## [Instructions to follow]
Extract all lines that hold the string "GLUC".
○ ○ ○
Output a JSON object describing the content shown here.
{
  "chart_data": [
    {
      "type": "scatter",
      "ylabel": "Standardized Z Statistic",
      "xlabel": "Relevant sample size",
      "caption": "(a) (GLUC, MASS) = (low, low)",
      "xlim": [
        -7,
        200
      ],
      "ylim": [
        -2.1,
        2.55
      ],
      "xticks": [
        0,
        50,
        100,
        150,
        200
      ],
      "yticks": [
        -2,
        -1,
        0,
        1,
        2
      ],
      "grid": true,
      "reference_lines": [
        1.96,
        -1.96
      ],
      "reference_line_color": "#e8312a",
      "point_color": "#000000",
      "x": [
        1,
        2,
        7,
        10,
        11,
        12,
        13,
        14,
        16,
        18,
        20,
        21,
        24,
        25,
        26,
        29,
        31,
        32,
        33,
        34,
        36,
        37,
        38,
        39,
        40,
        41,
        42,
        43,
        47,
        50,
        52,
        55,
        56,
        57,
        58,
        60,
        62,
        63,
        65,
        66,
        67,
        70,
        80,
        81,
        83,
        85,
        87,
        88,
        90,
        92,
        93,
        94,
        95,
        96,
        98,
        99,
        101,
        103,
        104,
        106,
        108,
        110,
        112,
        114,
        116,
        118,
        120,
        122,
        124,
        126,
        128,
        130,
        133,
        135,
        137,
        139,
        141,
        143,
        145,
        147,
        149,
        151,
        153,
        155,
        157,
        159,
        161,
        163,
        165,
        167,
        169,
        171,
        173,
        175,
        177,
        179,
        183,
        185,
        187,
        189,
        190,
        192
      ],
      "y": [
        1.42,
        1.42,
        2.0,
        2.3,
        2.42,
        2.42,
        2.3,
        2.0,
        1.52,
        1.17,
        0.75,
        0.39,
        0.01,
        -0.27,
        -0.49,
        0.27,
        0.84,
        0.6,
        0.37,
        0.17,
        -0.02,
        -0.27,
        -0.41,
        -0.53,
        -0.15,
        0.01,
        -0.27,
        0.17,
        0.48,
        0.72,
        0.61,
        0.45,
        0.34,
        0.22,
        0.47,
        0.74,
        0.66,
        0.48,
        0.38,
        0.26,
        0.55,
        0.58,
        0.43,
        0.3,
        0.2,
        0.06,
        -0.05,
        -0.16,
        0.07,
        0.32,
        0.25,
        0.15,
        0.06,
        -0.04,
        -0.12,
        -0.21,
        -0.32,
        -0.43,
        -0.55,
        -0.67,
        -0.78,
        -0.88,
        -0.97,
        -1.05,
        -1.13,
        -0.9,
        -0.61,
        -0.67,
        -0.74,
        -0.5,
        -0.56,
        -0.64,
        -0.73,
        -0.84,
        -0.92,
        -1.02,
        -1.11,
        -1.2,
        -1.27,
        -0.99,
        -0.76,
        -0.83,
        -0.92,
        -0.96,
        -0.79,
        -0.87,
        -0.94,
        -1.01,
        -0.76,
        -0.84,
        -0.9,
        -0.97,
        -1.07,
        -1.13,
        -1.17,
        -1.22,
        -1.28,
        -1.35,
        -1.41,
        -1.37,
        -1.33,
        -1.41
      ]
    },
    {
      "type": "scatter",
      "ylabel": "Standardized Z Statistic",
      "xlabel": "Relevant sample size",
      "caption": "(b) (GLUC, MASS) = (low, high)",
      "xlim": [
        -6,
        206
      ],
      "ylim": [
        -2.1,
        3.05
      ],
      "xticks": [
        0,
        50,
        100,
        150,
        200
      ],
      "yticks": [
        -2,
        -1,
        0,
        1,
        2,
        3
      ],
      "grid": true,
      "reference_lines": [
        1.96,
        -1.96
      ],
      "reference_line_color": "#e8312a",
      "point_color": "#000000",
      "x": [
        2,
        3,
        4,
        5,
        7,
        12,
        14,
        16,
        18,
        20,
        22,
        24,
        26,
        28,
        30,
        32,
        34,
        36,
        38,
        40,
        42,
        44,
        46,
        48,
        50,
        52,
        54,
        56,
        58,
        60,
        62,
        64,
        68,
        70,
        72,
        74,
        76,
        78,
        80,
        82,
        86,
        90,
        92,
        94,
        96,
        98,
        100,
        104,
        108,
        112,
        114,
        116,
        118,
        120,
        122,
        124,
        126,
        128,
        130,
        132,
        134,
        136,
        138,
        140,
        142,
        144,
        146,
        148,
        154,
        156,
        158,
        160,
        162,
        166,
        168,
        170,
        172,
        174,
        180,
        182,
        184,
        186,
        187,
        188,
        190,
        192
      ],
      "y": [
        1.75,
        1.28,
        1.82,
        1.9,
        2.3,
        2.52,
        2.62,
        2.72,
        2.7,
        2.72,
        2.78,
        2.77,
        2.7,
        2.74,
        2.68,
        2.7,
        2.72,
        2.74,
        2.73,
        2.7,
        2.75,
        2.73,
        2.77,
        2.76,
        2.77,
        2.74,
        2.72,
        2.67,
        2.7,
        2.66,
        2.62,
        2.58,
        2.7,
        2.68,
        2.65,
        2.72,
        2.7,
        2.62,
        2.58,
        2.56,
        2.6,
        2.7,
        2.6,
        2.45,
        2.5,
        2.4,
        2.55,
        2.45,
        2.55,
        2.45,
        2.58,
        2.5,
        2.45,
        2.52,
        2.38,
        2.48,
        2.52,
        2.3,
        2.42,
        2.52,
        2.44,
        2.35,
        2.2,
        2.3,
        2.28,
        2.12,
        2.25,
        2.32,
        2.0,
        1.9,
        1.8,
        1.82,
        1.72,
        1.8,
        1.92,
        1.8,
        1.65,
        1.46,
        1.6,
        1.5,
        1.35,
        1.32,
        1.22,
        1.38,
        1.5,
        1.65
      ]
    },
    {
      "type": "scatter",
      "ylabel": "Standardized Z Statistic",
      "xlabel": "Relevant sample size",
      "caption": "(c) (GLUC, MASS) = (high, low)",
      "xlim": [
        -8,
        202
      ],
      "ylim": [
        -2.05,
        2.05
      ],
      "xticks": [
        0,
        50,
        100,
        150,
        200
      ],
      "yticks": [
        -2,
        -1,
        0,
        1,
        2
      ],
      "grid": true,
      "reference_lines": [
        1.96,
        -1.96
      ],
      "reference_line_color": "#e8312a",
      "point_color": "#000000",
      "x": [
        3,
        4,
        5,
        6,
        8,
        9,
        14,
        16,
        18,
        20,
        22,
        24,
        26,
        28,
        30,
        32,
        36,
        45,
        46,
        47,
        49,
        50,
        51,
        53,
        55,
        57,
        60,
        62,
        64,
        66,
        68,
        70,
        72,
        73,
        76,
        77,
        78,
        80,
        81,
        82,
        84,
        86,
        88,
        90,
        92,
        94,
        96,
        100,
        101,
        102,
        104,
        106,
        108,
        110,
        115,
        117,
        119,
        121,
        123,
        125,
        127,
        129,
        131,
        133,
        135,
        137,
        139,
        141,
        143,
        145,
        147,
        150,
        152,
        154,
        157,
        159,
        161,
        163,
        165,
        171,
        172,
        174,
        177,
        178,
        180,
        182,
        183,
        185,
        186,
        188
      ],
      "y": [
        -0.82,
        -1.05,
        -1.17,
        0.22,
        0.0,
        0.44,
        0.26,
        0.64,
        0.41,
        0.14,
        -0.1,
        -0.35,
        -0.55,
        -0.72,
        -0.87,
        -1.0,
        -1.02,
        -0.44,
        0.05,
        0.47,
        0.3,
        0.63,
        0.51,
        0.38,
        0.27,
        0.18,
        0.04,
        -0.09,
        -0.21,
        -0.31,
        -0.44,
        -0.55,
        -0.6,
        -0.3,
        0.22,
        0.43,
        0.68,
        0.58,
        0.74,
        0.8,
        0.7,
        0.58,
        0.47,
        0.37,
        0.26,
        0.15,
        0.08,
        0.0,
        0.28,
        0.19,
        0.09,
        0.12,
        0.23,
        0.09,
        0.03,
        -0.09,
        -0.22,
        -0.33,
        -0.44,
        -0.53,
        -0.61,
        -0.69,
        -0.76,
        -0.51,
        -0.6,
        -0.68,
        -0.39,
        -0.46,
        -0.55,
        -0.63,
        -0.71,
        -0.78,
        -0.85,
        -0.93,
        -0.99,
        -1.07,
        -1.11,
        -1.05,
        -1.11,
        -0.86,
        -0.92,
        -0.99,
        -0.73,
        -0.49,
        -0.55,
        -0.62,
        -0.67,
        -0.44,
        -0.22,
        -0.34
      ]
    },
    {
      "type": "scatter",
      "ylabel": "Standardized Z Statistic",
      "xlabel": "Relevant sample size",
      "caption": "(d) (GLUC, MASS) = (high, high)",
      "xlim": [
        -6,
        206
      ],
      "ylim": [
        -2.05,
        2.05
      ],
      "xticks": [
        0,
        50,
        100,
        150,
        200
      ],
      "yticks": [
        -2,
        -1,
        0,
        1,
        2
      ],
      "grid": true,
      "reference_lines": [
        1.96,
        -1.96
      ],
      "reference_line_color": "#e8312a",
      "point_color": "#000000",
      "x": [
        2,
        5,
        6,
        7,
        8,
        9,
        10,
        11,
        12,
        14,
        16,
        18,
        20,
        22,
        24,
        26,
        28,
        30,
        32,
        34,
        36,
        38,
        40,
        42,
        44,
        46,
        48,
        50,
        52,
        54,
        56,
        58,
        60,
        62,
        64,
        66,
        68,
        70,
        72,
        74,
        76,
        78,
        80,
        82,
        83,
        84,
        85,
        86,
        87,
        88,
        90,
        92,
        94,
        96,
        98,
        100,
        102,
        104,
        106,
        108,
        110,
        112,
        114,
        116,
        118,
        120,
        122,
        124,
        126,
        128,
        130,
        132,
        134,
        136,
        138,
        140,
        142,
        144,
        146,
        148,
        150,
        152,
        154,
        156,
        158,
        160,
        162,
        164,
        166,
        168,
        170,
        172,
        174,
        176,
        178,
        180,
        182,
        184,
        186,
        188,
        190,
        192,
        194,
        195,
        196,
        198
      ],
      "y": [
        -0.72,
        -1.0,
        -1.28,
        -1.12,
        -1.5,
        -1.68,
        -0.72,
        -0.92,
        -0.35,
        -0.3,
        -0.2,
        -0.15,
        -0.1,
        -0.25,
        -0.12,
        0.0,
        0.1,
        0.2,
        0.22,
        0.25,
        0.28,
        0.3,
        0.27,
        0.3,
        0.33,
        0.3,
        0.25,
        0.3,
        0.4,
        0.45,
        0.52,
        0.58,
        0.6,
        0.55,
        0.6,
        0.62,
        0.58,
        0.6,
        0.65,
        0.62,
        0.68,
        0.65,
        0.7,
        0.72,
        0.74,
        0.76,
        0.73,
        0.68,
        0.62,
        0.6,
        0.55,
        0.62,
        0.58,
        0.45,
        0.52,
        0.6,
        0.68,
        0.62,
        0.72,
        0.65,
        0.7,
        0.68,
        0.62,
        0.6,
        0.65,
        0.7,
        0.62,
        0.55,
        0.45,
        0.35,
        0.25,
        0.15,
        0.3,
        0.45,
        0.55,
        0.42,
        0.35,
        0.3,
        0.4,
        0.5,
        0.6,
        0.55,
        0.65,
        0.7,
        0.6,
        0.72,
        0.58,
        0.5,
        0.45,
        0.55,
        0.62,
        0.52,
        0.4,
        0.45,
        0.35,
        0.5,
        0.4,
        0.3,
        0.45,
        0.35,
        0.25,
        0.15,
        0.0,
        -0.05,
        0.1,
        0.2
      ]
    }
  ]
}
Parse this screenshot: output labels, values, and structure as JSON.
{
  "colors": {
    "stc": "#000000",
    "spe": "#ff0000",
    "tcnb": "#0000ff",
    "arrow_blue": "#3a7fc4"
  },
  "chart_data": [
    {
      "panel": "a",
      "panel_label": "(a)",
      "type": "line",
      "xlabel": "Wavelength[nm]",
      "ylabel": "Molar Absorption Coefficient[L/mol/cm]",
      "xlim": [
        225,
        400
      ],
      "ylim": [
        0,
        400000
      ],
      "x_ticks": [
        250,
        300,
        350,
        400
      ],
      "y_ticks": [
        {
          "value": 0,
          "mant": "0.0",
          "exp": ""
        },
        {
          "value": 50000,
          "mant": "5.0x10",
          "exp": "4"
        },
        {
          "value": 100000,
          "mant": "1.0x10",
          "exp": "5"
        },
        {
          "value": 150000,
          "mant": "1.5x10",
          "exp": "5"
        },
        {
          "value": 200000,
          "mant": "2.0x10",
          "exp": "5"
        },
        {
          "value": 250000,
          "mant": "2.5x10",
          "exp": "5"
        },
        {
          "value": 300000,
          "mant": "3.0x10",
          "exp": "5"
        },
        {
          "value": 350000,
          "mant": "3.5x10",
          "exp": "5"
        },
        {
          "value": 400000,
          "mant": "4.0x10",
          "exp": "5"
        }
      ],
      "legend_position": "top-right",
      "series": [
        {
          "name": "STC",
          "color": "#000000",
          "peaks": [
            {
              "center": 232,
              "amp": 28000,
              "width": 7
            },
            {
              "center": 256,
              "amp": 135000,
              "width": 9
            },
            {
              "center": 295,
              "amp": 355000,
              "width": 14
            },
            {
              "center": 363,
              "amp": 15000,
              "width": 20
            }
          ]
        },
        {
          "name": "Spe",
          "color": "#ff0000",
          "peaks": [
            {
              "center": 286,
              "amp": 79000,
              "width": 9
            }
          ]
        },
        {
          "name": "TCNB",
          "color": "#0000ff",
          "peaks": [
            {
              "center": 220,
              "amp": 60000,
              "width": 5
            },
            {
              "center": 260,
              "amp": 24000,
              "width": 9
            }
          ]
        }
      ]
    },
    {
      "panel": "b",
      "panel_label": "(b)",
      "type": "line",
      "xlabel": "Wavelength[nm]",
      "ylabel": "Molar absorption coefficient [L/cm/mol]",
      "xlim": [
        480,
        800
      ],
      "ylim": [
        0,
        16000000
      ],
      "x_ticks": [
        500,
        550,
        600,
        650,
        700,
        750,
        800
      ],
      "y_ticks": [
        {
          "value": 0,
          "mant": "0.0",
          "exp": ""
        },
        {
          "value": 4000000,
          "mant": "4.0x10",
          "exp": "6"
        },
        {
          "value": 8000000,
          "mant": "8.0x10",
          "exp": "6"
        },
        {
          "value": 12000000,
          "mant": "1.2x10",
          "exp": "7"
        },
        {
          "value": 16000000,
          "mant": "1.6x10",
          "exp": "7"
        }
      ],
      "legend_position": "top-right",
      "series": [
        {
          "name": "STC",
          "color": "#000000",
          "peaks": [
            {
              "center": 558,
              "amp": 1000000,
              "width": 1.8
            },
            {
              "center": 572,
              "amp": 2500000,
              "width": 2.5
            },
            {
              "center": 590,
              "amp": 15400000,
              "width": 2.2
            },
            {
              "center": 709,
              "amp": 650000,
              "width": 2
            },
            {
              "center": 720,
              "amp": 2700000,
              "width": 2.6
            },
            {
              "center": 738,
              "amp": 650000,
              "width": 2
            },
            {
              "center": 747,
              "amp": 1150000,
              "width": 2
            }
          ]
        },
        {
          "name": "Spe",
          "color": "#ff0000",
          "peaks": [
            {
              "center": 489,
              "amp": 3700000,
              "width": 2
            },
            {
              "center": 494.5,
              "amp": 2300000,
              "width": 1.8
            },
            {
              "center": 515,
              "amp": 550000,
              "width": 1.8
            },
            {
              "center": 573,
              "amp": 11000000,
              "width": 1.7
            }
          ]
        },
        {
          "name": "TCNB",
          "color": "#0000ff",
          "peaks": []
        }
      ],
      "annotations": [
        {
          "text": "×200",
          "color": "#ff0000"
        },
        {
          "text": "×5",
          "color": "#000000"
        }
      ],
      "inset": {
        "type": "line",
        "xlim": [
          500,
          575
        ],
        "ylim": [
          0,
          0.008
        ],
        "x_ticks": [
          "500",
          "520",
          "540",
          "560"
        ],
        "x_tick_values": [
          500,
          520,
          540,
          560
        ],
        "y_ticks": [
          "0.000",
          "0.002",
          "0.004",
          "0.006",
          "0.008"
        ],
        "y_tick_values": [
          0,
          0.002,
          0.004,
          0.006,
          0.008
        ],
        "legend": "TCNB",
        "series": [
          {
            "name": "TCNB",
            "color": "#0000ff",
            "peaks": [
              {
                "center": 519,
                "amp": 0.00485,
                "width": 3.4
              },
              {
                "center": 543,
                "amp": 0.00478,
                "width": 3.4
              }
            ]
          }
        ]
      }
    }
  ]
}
○ ○ ○
## [Finished exercise]
      "caption": "(a) (GLUC, MASS) = (low, low)",
      "caption": "(b) (GLUC, MASS) = (low, high)",
      "caption": "(c) (GLUC, MASS) = (high, low)",
      "caption": "(d) (GLUC, MASS) = (high, high)",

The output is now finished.